--- begin ---

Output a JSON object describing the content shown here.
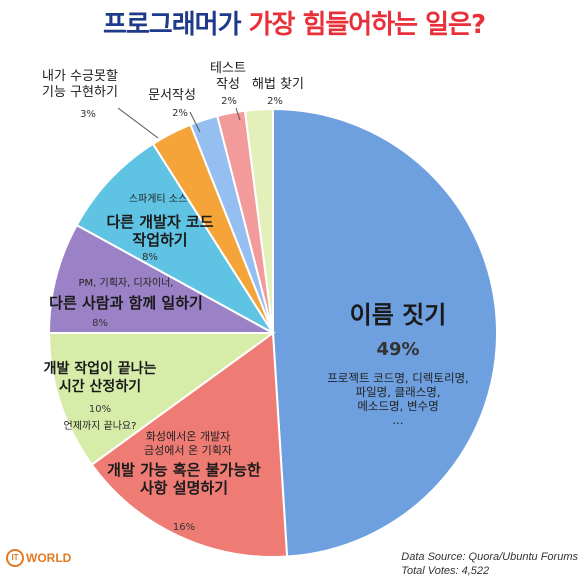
{
  "title": {
    "part1": "프로그래머가",
    "part2": "가장 힘들어하는 일은?"
  },
  "chart_data": {
    "type": "pie",
    "slices": [
      {
        "key": "naming",
        "label": "이름 짓기",
        "value": 49,
        "value_label": "49%",
        "note": "프로젝트 코드명, 디렉토리명,\n파일명, 클래스명,\n메소드명, 변수명\n...",
        "color": "#6e9fdf"
      },
      {
        "key": "explain",
        "label": "개발 가능 혹은 불가능한\n사항 설명하기",
        "value": 16,
        "value_label": "16%",
        "note": "화성에서온 개발자\n금성에서 온 기획자",
        "color": "#ee7c74"
      },
      {
        "key": "estimate",
        "label": "개발 작업이 끝나는\n시간 산정하기",
        "value": 10,
        "value_label": "10%",
        "note": "언제까지 끝나요?",
        "color": "#d8ecaa"
      },
      {
        "key": "work_with_others",
        "label": "다른 사람과 함께 일하기",
        "value": 8,
        "value_label": "8%",
        "note": "PM, 기획자, 디자이너,",
        "color": "#9b82c6"
      },
      {
        "key": "others_code",
        "label": "다른 개발자 코드\n작업하기",
        "value": 8,
        "value_label": "8%",
        "note": "스파게티 소스",
        "color": "#5fc3e4"
      },
      {
        "key": "cannot_implement",
        "label": "내가 수긍못할\n기능 구현하기",
        "value": 3,
        "value_label": "3%",
        "note": "",
        "color": "#f5a43a"
      },
      {
        "key": "docs",
        "label": "문서작성",
        "value": 2,
        "value_label": "2%",
        "note": "",
        "color": "#95bff0"
      },
      {
        "key": "test",
        "label": "테스트\n작성",
        "value": 2,
        "value_label": "2%",
        "note": "",
        "color": "#f39a9a"
      },
      {
        "key": "solution",
        "label": "해법 찾기",
        "value": 2,
        "value_label": "2%",
        "note": "",
        "color": "#e4f0b9"
      }
    ]
  },
  "logo": {
    "circle": "IT",
    "text": "WORLD"
  },
  "source": {
    "line1": "Data Source: Quora/Ubuntu Forums",
    "line2": "Total Votes: 4,522"
  }
}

--- end ---

Stated goal:
Transcribe the full listing character for character. Pictures are excluded.

The output:
Output a JSON object describing the content shown here.
{
  "title": {
    "part1": "프로그래머가",
    "part2": "가장 힘들어하는 일은?"
  },
  "chart_data": {
    "type": "pie",
    "slices": [
      {
        "key": "naming",
        "label": "이름 짓기",
        "value": 49,
        "value_label": "49%",
        "note": "프로젝트 코드명, 디렉토리명,\n파일명, 클래스명,\n메소드명, 변수명\n...",
        "color": "#6e9fdf"
      },
      {
        "key": "explain",
        "label": "개발 가능 혹은 불가능한\n사항 설명하기",
        "value": 16,
        "value_label": "16%",
        "note": "화성에서온 개발자\n금성에서 온 기획자",
        "color": "#ee7c74"
      },
      {
        "key": "estimate",
        "label": "개발 작업이 끝나는\n시간 산정하기",
        "value": 10,
        "value_label": "10%",
        "note": "언제까지 끝나요?",
        "color": "#d8ecaa"
      },
      {
        "key": "work_with_others",
        "label": "다른 사람과 함께 일하기",
        "value": 8,
        "value_label": "8%",
        "note": "PM, 기획자, 디자이너,",
        "color": "#9b82c6"
      },
      {
        "key": "others_code",
        "label": "다른 개발자 코드\n작업하기",
        "value": 8,
        "value_label": "8%",
        "note": "스파게티 소스",
        "color": "#5fc3e4"
      },
      {
        "key": "cannot_implement",
        "label": "내가 수긍못할\n기능 구현하기",
        "value": 3,
        "value_label": "3%",
        "note": "",
        "color": "#f5a43a"
      },
      {
        "key": "docs",
        "label": "문서작성",
        "value": 2,
        "value_label": "2%",
        "note": "",
        "color": "#95bff0"
      },
      {
        "key": "test",
        "label": "테스트\n작성",
        "value": 2,
        "value_label": "2%",
        "note": "",
        "color": "#f39a9a"
      },
      {
        "key": "solution",
        "label": "해법 찾기",
        "value": 2,
        "value_label": "2%",
        "note": "",
        "color": "#e4f0b9"
      }
    ]
  },
  "logo": {
    "circle": "IT",
    "text": "WORLD"
  },
  "source": {
    "line1": "Data Source: Quora/Ubuntu Forums",
    "line2": "Total Votes: 4,522"
  }
}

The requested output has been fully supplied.